* WHAT YOU NEED TO DO: Note each line where "JSON" appears, and copy it.

###

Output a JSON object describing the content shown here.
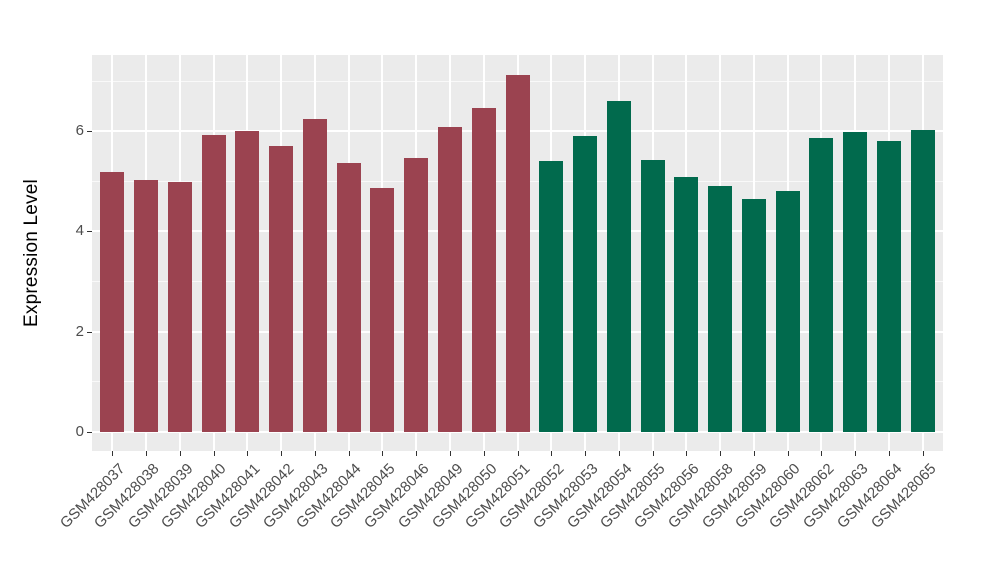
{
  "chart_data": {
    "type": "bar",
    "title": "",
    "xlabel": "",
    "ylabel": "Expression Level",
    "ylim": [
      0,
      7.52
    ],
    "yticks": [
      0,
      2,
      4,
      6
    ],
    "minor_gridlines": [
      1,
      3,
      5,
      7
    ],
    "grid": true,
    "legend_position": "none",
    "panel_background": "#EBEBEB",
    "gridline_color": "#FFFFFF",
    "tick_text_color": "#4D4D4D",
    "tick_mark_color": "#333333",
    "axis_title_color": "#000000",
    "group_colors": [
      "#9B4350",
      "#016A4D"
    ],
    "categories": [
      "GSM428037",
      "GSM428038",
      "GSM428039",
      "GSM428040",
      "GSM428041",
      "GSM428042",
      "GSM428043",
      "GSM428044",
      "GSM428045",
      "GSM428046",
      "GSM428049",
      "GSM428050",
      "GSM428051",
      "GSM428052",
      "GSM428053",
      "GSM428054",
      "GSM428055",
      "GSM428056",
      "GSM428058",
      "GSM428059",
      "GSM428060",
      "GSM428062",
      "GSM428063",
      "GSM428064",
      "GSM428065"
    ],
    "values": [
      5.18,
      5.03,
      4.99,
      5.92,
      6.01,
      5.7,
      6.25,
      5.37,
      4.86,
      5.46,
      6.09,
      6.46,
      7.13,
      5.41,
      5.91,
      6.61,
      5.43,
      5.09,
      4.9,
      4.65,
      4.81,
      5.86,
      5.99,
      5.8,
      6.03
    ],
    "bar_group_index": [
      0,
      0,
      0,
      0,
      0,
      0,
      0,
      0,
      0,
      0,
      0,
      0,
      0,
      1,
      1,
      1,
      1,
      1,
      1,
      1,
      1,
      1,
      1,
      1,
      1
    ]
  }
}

###

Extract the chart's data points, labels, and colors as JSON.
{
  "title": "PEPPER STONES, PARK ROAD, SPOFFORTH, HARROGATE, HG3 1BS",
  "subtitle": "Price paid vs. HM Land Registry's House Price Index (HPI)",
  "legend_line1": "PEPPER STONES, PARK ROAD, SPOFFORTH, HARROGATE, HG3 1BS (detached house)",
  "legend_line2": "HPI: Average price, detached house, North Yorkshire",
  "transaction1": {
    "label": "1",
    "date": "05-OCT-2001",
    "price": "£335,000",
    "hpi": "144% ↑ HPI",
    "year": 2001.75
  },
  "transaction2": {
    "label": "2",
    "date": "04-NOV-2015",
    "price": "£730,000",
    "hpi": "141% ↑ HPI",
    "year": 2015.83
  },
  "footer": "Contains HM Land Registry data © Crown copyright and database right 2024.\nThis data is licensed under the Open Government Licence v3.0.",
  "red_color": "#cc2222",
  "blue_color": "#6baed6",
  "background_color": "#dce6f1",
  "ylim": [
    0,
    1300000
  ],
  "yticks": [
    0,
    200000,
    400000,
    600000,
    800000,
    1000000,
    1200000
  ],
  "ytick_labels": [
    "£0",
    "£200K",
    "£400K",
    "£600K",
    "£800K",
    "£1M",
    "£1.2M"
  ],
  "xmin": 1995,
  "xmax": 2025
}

###

* EXERCISE OUTPUT:
Output a JSON object describing the content shown here.
Extract the chart's data points, labels, and colors as JSON.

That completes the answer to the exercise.